| To be done |
Copy all the entries below exactly, but not the pictures.
───── Data for this task
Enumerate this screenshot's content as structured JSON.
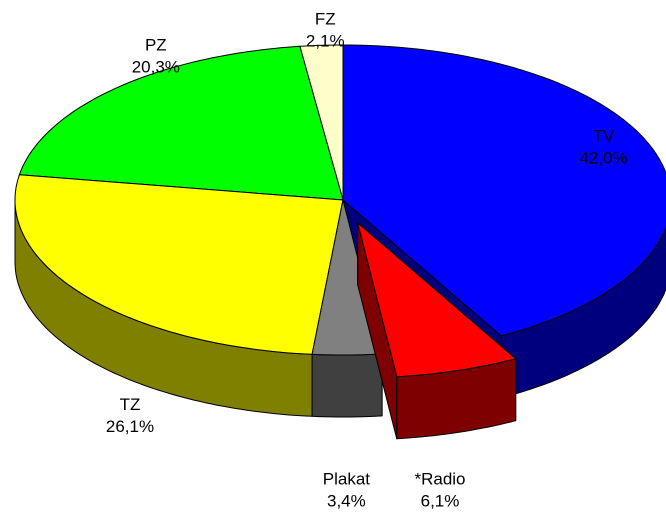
{
  "chart_data": {
    "type": "pie3d",
    "categories": [
      "TV",
      "*Radio",
      "Plakat",
      "TZ",
      "PZ",
      "FZ"
    ],
    "values": [
      42.0,
      6.1,
      3.4,
      26.1,
      20.3,
      2.1
    ],
    "value_labels": [
      "42,0%",
      "6,1%",
      "3,4%",
      "26,1%",
      "20,3%",
      "2,1%"
    ],
    "colors": [
      "#0000ff",
      "#ff0000",
      "#808080",
      "#ffff00",
      "#00ff00",
      "#ffffcc"
    ],
    "exploded": "*Radio"
  }
}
──────────
| Written response |
Enumerate this screenshot's content as structured JSON.
{
  "chart_data": {
    "type": "pie3d",
    "categories": [
      "TV",
      "*Radio",
      "Plakat",
      "TZ",
      "PZ",
      "FZ"
    ],
    "values": [
      42.0,
      6.1,
      3.4,
      26.1,
      20.3,
      2.1
    ],
    "value_labels": [
      "42,0%",
      "6,1%",
      "3,4%",
      "26,1%",
      "20,3%",
      "2,1%"
    ],
    "colors": [
      "#0000ff",
      "#ff0000",
      "#808080",
      "#ffff00",
      "#00ff00",
      "#ffffcc"
    ],
    "exploded": "*Radio"
  }
}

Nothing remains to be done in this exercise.